:: Task inputs ::

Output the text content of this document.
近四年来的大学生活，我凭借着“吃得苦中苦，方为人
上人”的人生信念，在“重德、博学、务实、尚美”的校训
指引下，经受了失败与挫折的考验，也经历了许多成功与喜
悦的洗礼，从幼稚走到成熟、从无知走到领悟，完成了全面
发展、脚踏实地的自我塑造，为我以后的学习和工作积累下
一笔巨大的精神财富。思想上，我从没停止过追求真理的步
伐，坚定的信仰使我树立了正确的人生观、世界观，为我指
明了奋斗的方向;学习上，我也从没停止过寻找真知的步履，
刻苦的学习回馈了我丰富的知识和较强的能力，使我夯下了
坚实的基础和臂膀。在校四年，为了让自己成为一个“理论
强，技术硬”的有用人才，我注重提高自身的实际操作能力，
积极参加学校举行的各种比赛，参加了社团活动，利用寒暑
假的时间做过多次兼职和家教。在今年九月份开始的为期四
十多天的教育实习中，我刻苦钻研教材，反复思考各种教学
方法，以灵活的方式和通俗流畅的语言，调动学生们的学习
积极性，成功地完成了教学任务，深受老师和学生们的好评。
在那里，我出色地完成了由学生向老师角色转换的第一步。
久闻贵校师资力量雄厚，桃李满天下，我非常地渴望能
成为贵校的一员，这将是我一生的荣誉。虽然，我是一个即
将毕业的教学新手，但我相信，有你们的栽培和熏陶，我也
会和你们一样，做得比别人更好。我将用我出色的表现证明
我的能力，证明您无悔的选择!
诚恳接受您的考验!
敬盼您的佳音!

:::

* What the task asks
All entries shown above should be printed again exactly.

* Solution to the problem
Output the text content of this document.
近四年来的大学生活，我凭借着“吃得苦中苦，方为人
上人”的人生信念，在“重德、博学、务实、尚美”的校训
指引下，经受了失败与挫折的考验，也经历了许多成功与喜
悦的洗礼，从幼稚走到成熟、从无知走到领悟，完成了全面
发展、脚踏实地的自我塑造，为我以后的学习和工作积累下
一笔巨大的精神财富。思想上，我从没停止过追求真理的步
伐，坚定的信仰使我树立了正确的人生观、世界观，为我指
明了奋斗的方向;学习上，我也从没停止过寻找真知的步履，
刻苦的学习回馈了我丰富的知识和较强的能力，使我夯下了
坚实的基础和臂膀。在校四年，为了让自己成为一个“理论
强，技术硬”的有用人才，我注重提高自身的实际操作能力，
积极参加学校举行的各种比赛，参加了社团活动，利用寒暑
假的时间做过多次兼职和家教。在今年九月份开始的为期四
十多天的教育实习中，我刻苦钻研教材，反复思考各种教学
方法，以灵活的方式和通俗流畅的语言，调动学生们的学习
积极性，成功地完成了教学任务，深受老师和学生们的好评。
在那里，我出色地完成了由学生向老师角色转换的第一步。
久闻贵校师资力量雄厚，桃李满天下，我非常地渴望能
成为贵校的一员，这将是我一生的荣誉。虽然，我是一个即
将毕业的教学新手，但我相信，有你们的栽培和熏陶，我也
会和你们一样，做得比别人更好。我将用我出色的表现证明
我的能力，证明您无悔的选择!
诚恳接受您的考验!
敬盼您的佳音!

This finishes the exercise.